:: PROBLEM REQUIREMENTS ::
Each of the entries should be retyped precisely as it appears.

:: Dataset listings of figures ::
----
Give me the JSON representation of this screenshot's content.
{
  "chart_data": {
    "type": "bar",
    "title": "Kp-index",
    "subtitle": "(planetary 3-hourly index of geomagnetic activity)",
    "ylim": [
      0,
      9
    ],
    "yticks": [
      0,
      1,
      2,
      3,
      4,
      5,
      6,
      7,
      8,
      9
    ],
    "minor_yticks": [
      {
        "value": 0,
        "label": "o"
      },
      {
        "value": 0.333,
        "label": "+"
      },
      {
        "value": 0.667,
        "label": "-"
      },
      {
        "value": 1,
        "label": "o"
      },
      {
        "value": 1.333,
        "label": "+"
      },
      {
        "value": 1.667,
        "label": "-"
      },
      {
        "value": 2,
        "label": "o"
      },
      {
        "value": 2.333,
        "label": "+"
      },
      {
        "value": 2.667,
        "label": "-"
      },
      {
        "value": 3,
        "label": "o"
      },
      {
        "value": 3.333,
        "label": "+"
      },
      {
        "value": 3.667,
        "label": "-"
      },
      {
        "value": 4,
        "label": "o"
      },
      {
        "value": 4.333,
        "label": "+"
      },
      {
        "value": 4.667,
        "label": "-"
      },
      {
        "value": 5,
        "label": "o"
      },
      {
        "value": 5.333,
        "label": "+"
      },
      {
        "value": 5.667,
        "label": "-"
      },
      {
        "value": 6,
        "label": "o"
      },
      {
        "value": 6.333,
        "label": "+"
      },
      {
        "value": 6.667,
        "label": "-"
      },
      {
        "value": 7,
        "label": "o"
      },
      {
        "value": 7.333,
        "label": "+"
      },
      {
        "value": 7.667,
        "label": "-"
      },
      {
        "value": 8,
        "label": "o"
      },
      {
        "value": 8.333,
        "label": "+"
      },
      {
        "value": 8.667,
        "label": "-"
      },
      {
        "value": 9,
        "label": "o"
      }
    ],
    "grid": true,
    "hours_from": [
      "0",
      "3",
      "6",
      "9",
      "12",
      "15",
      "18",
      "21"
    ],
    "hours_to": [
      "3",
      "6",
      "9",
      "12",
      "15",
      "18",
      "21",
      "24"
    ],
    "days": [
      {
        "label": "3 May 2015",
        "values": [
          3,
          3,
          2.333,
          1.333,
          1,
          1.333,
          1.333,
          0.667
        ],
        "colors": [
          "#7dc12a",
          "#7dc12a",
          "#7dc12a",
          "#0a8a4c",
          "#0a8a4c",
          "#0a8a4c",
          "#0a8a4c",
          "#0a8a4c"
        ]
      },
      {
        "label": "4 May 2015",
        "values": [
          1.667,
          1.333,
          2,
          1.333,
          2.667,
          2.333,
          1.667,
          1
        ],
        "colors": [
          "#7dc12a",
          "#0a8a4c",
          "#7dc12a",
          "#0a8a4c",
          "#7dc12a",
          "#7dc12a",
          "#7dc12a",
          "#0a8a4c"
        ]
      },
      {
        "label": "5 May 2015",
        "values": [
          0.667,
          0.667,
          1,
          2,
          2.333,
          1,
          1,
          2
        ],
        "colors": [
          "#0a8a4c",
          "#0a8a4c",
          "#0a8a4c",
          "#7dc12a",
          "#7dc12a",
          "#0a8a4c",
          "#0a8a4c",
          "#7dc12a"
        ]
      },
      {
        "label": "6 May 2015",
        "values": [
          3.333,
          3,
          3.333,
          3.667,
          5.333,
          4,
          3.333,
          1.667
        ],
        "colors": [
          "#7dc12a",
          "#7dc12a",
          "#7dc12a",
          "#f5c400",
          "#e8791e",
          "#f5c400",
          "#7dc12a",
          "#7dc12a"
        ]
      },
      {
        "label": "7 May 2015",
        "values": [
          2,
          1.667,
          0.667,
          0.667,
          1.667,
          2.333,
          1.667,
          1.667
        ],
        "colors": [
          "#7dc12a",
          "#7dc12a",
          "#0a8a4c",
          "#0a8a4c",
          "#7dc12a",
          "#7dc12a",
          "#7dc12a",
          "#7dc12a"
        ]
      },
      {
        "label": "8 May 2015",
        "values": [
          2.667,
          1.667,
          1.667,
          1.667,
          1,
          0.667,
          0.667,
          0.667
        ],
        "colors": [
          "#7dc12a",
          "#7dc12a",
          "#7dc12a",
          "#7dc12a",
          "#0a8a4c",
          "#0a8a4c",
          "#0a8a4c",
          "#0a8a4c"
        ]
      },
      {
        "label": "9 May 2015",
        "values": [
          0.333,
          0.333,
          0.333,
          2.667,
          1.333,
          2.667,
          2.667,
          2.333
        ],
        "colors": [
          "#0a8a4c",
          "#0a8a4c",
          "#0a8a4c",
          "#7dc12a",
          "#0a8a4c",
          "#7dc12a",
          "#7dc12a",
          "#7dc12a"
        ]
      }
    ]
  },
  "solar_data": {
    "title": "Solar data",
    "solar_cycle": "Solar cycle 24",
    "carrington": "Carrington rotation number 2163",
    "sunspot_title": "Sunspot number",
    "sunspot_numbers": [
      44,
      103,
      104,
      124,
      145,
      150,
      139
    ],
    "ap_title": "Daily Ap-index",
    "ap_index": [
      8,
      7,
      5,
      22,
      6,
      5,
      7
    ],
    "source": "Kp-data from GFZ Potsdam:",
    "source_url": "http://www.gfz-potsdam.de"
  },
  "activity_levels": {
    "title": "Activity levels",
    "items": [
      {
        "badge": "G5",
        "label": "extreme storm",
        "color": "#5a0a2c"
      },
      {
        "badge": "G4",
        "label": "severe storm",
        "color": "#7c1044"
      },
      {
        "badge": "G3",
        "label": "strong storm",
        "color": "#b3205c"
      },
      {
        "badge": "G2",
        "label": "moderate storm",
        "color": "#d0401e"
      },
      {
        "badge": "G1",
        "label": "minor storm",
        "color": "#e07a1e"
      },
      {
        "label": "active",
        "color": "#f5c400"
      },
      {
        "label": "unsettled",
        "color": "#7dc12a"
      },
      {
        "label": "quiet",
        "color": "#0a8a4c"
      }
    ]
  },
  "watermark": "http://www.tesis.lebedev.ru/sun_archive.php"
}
----
:: WRITTEN SOLUTION ::
Give me the JSON representation of this screenshot's content.
{
  "chart_data": {
    "type": "bar",
    "title": "Kp-index",
    "subtitle": "(planetary 3-hourly index of geomagnetic activity)",
    "ylim": [
      0,
      9
    ],
    "yticks": [
      0,
      1,
      2,
      3,
      4,
      5,
      6,
      7,
      8,
      9
    ],
    "minor_yticks": [
      {
        "value": 0,
        "label": "o"
      },
      {
        "value": 0.333,
        "label": "+"
      },
      {
        "value": 0.667,
        "label": "-"
      },
      {
        "value": 1,
        "label": "o"
      },
      {
        "value": 1.333,
        "label": "+"
      },
      {
        "value": 1.667,
        "label": "-"
      },
      {
        "value": 2,
        "label": "o"
      },
      {
        "value": 2.333,
        "label": "+"
      },
      {
        "value": 2.667,
        "label": "-"
      },
      {
        "value": 3,
        "label": "o"
      },
      {
        "value": 3.333,
        "label": "+"
      },
      {
        "value": 3.667,
        "label": "-"
      },
      {
        "value": 4,
        "label": "o"
      },
      {
        "value": 4.333,
        "label": "+"
      },
      {
        "value": 4.667,
        "label": "-"
      },
      {
        "value": 5,
        "label": "o"
      },
      {
        "value": 5.333,
        "label": "+"
      },
      {
        "value": 5.667,
        "label": "-"
      },
      {
        "value": 6,
        "label": "o"
      },
      {
        "value": 6.333,
        "label": "+"
      },
      {
        "value": 6.667,
        "label": "-"
      },
      {
        "value": 7,
        "label": "o"
      },
      {
        "value": 7.333,
        "label": "+"
      },
      {
        "value": 7.667,
        "label": "-"
      },
      {
        "value": 8,
        "label": "o"
      },
      {
        "value": 8.333,
        "label": "+"
      },
      {
        "value": 8.667,
        "label": "-"
      },
      {
        "value": 9,
        "label": "o"
      }
    ],
    "grid": true,
    "hours_from": [
      "0",
      "3",
      "6",
      "9",
      "12",
      "15",
      "18",
      "21"
    ],
    "hours_to": [
      "3",
      "6",
      "9",
      "12",
      "15",
      "18",
      "21",
      "24"
    ],
    "days": [
      {
        "label": "3 May 2015",
        "values": [
          3,
          3,
          2.333,
          1.333,
          1,
          1.333,
          1.333,
          0.667
        ],
        "colors": [
          "#7dc12a",
          "#7dc12a",
          "#7dc12a",
          "#0a8a4c",
          "#0a8a4c",
          "#0a8a4c",
          "#0a8a4c",
          "#0a8a4c"
        ]
      },
      {
        "label": "4 May 2015",
        "values": [
          1.667,
          1.333,
          2,
          1.333,
          2.667,
          2.333,
          1.667,
          1
        ],
        "colors": [
          "#7dc12a",
          "#0a8a4c",
          "#7dc12a",
          "#0a8a4c",
          "#7dc12a",
          "#7dc12a",
          "#7dc12a",
          "#0a8a4c"
        ]
      },
      {
        "label": "5 May 2015",
        "values": [
          0.667,
          0.667,
          1,
          2,
          2.333,
          1,
          1,
          2
        ],
        "colors": [
          "#0a8a4c",
          "#0a8a4c",
          "#0a8a4c",
          "#7dc12a",
          "#7dc12a",
          "#0a8a4c",
          "#0a8a4c",
          "#7dc12a"
        ]
      },
      {
        "label": "6 May 2015",
        "values": [
          3.333,
          3,
          3.333,
          3.667,
          5.333,
          4,
          3.333,
          1.667
        ],
        "colors": [
          "#7dc12a",
          "#7dc12a",
          "#7dc12a",
          "#f5c400",
          "#e8791e",
          "#f5c400",
          "#7dc12a",
          "#7dc12a"
        ]
      },
      {
        "label": "7 May 2015",
        "values": [
          2,
          1.667,
          0.667,
          0.667,
          1.667,
          2.333,
          1.667,
          1.667
        ],
        "colors": [
          "#7dc12a",
          "#7dc12a",
          "#0a8a4c",
          "#0a8a4c",
          "#7dc12a",
          "#7dc12a",
          "#7dc12a",
          "#7dc12a"
        ]
      },
      {
        "label": "8 May 2015",
        "values": [
          2.667,
          1.667,
          1.667,
          1.667,
          1,
          0.667,
          0.667,
          0.667
        ],
        "colors": [
          "#7dc12a",
          "#7dc12a",
          "#7dc12a",
          "#7dc12a",
          "#0a8a4c",
          "#0a8a4c",
          "#0a8a4c",
          "#0a8a4c"
        ]
      },
      {
        "label": "9 May 2015",
        "values": [
          0.333,
          0.333,
          0.333,
          2.667,
          1.333,
          2.667,
          2.667,
          2.333
        ],
        "colors": [
          "#0a8a4c",
          "#0a8a4c",
          "#0a8a4c",
          "#7dc12a",
          "#0a8a4c",
          "#7dc12a",
          "#7dc12a",
          "#7dc12a"
        ]
      }
    ]
  },
  "solar_data": {
    "title": "Solar data",
    "solar_cycle": "Solar cycle 24",
    "carrington": "Carrington rotation number 2163",
    "sunspot_title": "Sunspot number",
    "sunspot_numbers": [
      44,
      103,
      104,
      124,
      145,
      150,
      139
    ],
    "ap_title": "Daily Ap-index",
    "ap_index": [
      8,
      7,
      5,
      22,
      6,
      5,
      7
    ],
    "source": "Kp-data from GFZ Potsdam:",
    "source_url": "http://www.gfz-potsdam.de"
  },
  "activity_levels": {
    "title": "Activity levels",
    "items": [
      {
        "badge": "G5",
        "label": "extreme storm",
        "color": "#5a0a2c"
      },
      {
        "badge": "G4",
        "label": "severe storm",
        "color": "#7c1044"
      },
      {
        "badge": "G3",
        "label": "strong storm",
        "color": "#b3205c"
      },
      {
        "badge": "G2",
        "label": "moderate storm",
        "color": "#d0401e"
      },
      {
        "badge": "G1",
        "label": "minor storm",
        "color": "#e07a1e"
      },
      {
        "label": "active",
        "color": "#f5c400"
      },
      {
        "label": "unsettled",
        "color": "#7dc12a"
      },
      {
        "label": "quiet",
        "color": "#0a8a4c"
      }
    ]
  },
  "watermark": "http://www.tesis.lebedev.ru/sun_archive.php"
}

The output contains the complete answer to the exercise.